[start of Material provided]

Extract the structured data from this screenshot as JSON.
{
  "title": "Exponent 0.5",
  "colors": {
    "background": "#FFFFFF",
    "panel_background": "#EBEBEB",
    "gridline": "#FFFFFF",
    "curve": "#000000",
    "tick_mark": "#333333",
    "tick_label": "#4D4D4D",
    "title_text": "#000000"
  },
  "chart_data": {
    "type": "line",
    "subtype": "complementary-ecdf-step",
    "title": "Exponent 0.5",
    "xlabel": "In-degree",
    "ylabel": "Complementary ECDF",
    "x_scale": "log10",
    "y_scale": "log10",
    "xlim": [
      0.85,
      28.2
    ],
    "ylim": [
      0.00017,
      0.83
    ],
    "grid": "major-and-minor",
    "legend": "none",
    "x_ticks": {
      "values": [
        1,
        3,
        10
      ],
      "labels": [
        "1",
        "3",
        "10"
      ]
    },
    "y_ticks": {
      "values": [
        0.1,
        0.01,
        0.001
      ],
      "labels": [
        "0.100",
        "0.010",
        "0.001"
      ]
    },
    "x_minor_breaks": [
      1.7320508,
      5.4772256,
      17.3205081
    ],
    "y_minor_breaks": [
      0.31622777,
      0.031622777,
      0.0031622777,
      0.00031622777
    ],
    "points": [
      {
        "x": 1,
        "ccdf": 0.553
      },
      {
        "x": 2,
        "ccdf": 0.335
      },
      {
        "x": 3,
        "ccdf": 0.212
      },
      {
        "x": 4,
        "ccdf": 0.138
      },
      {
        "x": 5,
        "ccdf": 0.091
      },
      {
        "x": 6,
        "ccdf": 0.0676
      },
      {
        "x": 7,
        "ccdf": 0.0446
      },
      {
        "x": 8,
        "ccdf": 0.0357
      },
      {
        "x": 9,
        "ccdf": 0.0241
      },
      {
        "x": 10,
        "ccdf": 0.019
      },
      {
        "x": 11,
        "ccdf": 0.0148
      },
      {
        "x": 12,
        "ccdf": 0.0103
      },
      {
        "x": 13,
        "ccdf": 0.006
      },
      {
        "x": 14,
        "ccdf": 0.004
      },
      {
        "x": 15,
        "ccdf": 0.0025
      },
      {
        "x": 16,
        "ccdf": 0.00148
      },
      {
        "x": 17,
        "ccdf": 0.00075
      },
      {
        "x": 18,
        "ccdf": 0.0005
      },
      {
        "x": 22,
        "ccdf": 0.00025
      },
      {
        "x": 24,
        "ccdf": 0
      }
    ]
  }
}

[end of Material provided]

What to produce> Print the whole listing exactly as it is.

Task output>
Extract the structured data from this screenshot as JSON.
{
  "title": "Exponent 0.5",
  "colors": {
    "background": "#FFFFFF",
    "panel_background": "#EBEBEB",
    "gridline": "#FFFFFF",
    "curve": "#000000",
    "tick_mark": "#333333",
    "tick_label": "#4D4D4D",
    "title_text": "#000000"
  },
  "chart_data": {
    "type": "line",
    "subtype": "complementary-ecdf-step",
    "title": "Exponent 0.5",
    "xlabel": "In-degree",
    "ylabel": "Complementary ECDF",
    "x_scale": "log10",
    "y_scale": "log10",
    "xlim": [
      0.85,
      28.2
    ],
    "ylim": [
      0.00017,
      0.83
    ],
    "grid": "major-and-minor",
    "legend": "none",
    "x_ticks": {
      "values": [
        1,
        3,
        10
      ],
      "labels": [
        "1",
        "3",
        "10"
      ]
    },
    "y_ticks": {
      "values": [
        0.1,
        0.01,
        0.001
      ],
      "labels": [
        "0.100",
        "0.010",
        "0.001"
      ]
    },
    "x_minor_breaks": [
      1.7320508,
      5.4772256,
      17.3205081
    ],
    "y_minor_breaks": [
      0.31622777,
      0.031622777,
      0.0031622777,
      0.00031622777
    ],
    "points": [
      {
        "x": 1,
        "ccdf": 0.553
      },
      {
        "x": 2,
        "ccdf": 0.335
      },
      {
        "x": 3,
        "ccdf": 0.212
      },
      {
        "x": 4,
        "ccdf": 0.138
      },
      {
        "x": 5,
        "ccdf": 0.091
      },
      {
        "x": 6,
        "ccdf": 0.0676
      },
      {
        "x": 7,
        "ccdf": 0.0446
      },
      {
        "x": 8,
        "ccdf": 0.0357
      },
      {
        "x": 9,
        "ccdf": 0.0241
      },
      {
        "x": 10,
        "ccdf": 0.019
      },
      {
        "x": 11,
        "ccdf": 0.0148
      },
      {
        "x": 12,
        "ccdf": 0.0103
      },
      {
        "x": 13,
        "ccdf": 0.006
      },
      {
        "x": 14,
        "ccdf": 0.004
      },
      {
        "x": 15,
        "ccdf": 0.0025
      },
      {
        "x": 16,
        "ccdf": 0.00148
      },
      {
        "x": 17,
        "ccdf": 0.00075
      },
      {
        "x": 18,
        "ccdf": 0.0005
      },
      {
        "x": 22,
        "ccdf": 0.00025
      },
      {
        "x": 24,
        "ccdf": 0
      }
    ]
  }
}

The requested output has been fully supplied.